***** Records shown

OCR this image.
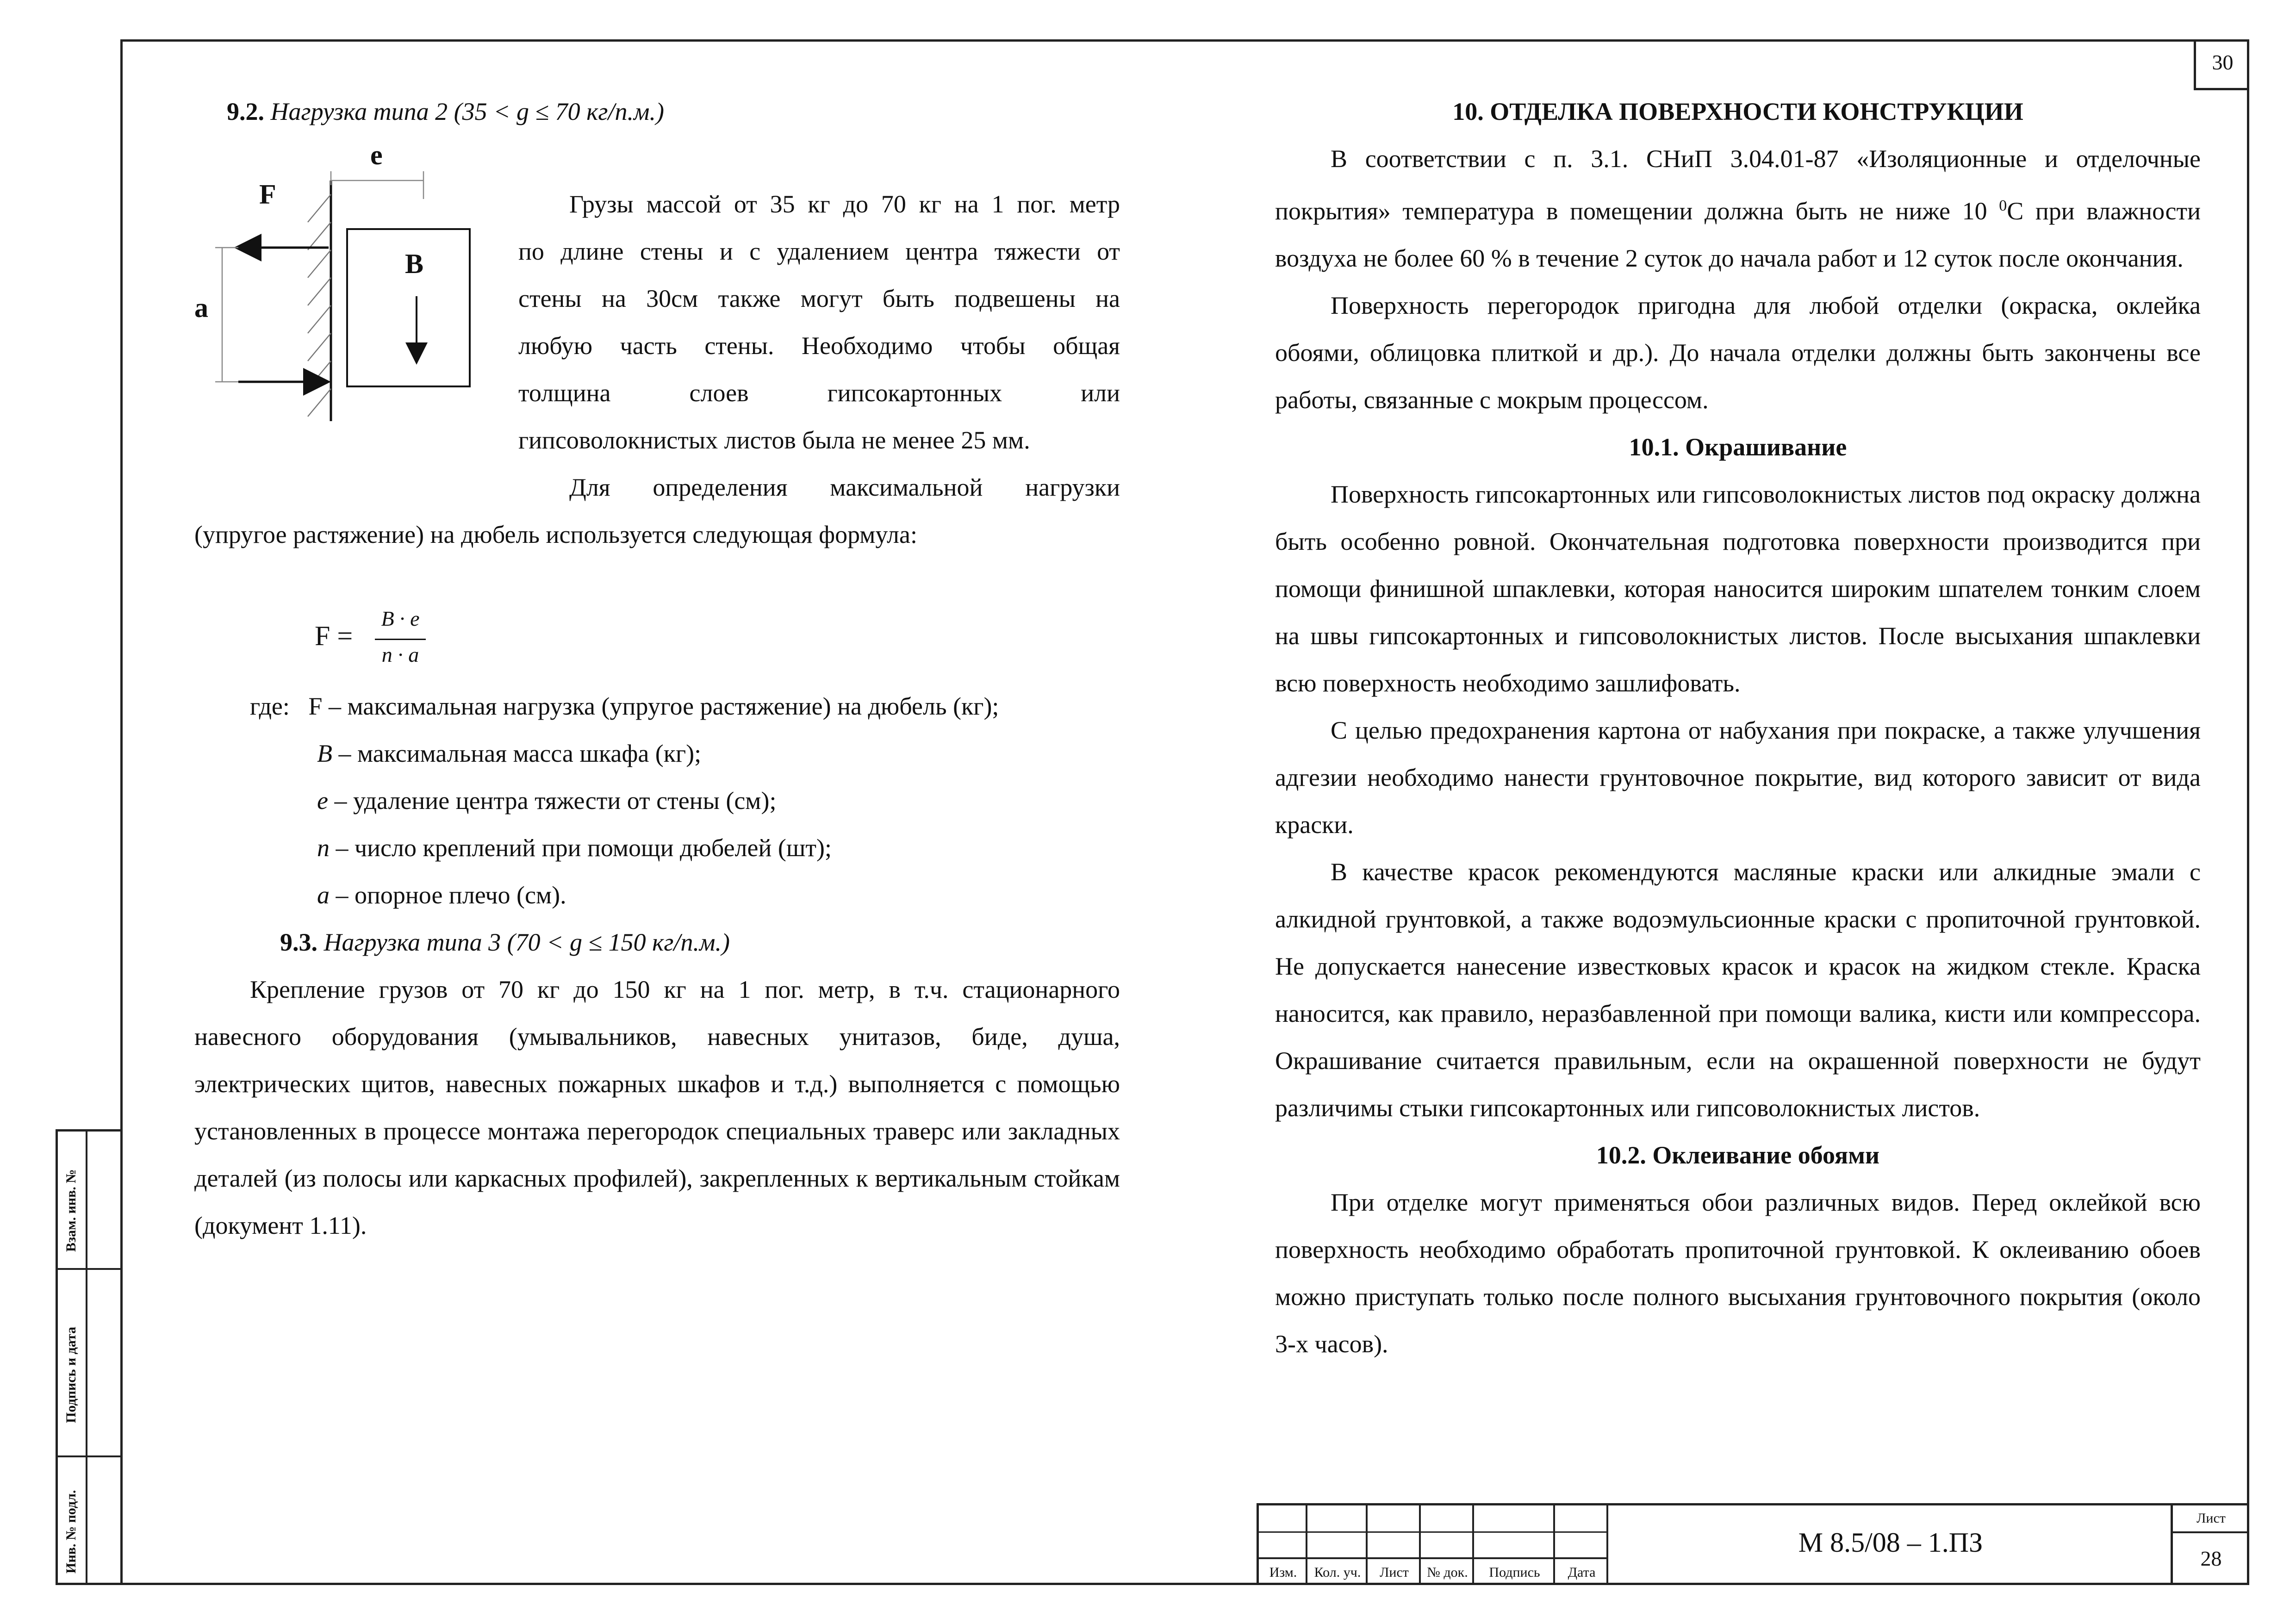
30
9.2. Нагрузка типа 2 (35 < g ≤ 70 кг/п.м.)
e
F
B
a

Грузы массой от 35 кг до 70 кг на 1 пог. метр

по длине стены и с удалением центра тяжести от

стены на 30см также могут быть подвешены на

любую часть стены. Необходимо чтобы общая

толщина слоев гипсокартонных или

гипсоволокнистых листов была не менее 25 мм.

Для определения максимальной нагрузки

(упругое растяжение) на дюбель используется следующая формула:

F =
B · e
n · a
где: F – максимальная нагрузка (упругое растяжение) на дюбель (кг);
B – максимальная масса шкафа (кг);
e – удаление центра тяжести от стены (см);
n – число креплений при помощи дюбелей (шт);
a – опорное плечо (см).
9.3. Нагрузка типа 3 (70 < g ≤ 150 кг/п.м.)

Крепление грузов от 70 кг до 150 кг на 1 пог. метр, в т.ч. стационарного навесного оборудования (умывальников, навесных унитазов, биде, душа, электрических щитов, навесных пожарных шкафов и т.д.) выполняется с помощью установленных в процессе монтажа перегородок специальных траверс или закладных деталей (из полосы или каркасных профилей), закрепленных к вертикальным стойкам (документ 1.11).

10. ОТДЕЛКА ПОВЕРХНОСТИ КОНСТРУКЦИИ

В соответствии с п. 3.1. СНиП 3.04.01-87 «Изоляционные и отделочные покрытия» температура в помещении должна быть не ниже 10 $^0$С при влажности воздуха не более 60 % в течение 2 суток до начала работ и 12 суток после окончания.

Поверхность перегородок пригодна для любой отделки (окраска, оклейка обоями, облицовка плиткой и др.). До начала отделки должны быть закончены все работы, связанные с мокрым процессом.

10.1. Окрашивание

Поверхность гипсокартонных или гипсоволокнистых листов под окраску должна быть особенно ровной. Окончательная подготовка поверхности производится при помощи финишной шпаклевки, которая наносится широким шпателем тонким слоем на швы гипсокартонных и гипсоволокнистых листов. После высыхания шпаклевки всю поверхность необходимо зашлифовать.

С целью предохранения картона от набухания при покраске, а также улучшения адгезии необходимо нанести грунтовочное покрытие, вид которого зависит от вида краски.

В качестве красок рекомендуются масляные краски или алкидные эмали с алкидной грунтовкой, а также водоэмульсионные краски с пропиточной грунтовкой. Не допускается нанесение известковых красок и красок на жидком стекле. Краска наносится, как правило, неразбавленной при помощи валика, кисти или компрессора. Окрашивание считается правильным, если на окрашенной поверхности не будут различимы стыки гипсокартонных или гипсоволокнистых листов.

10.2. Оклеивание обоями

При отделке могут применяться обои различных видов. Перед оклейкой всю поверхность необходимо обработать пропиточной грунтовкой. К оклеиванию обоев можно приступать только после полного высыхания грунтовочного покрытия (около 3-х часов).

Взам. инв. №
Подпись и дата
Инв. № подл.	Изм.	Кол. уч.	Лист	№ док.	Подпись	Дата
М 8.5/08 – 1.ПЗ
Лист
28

**********

### What needs to be done
Output the records above exactly; leave out the pictures.

### Exercise result
OCR this image.
30
9.2. Нагрузка типа 2 (35 < g ≤ 70 кг/п.м.)
e
F
B
a

Грузы массой от 35 кг до 70 кг на 1 пог. метр

по длине стены и с удалением центра тяжести от

стены на 30см также могут быть подвешены на

любую часть стены. Необходимо чтобы общая

толщина слоев гипсокартонных или

гипсоволокнистых листов была не менее 25 мм.

Для определения максимальной нагрузки

(упругое растяжение) на дюбель используется следующая формула:

F =
B · e
n · a
где: F – максимальная нагрузка (упругое растяжение) на дюбель (кг);
B – максимальная масса шкафа (кг);
e – удаление центра тяжести от стены (см);
n – число креплений при помощи дюбелей (шт);
a – опорное плечо (см).
9.3. Нагрузка типа 3 (70 < g ≤ 150 кг/п.м.)

Крепление грузов от 70 кг до 150 кг на 1 пог. метр, в т.ч. стационарного навесного оборудования (умывальников, навесных унитазов, биде, душа, электрических щитов, навесных пожарных шкафов и т.д.) выполняется с помощью установленных в процессе монтажа перегородок специальных траверс или закладных деталей (из полосы или каркасных профилей), закрепленных к вертикальным стойкам (документ 1.11).

10. ОТДЕЛКА ПОВЕРХНОСТИ КОНСТРУКЦИИ

В соответствии с п. 3.1. СНиП 3.04.01-87 «Изоляционные и отделочные покрытия» температура в помещении должна быть не ниже 10 $^0$С при влажности воздуха не более 60 % в течение 2 суток до начала работ и 12 суток после окончания.

Поверхность перегородок пригодна для любой отделки (окраска, оклейка обоями, облицовка плиткой и др.). До начала отделки должны быть закончены все работы, связанные с мокрым процессом.

10.1. Окрашивание

Поверхность гипсокартонных или гипсоволокнистых листов под окраску должна быть особенно ровной. Окончательная подготовка поверхности производится при помощи финишной шпаклевки, которая наносится широким шпателем тонким слоем на швы гипсокартонных и гипсоволокнистых листов. После высыхания шпаклевки всю поверхность необходимо зашлифовать.

С целью предохранения картона от набухания при покраске, а также улучшения адгезии необходимо нанести грунтовочное покрытие, вид которого зависит от вида краски.

В качестве красок рекомендуются масляные краски или алкидные эмали с алкидной грунтовкой, а также водоэмульсионные краски с пропиточной грунтовкой. Не допускается нанесение известковых красок и красок на жидком стекле. Краска наносится, как правило, неразбавленной при помощи валика, кисти или компрессора. Окрашивание считается правильным, если на окрашенной поверхности не будут различимы стыки гипсокартонных или гипсоволокнистых листов.

10.2. Оклеивание обоями

При отделке могут применяться обои различных видов. Перед оклейкой всю поверхность необходимо обработать пропиточной грунтовкой. К оклеиванию обоев можно приступать только после полного высыхания грунтовочного покрытия (около 3-х часов).

Взам. инв. №
Подпись и дата
Инв. № подл.	Изм.	Кол. уч.	Лист	№ док.	Подпись	Дата
М 8.5/08 – 1.ПЗ
Лист
28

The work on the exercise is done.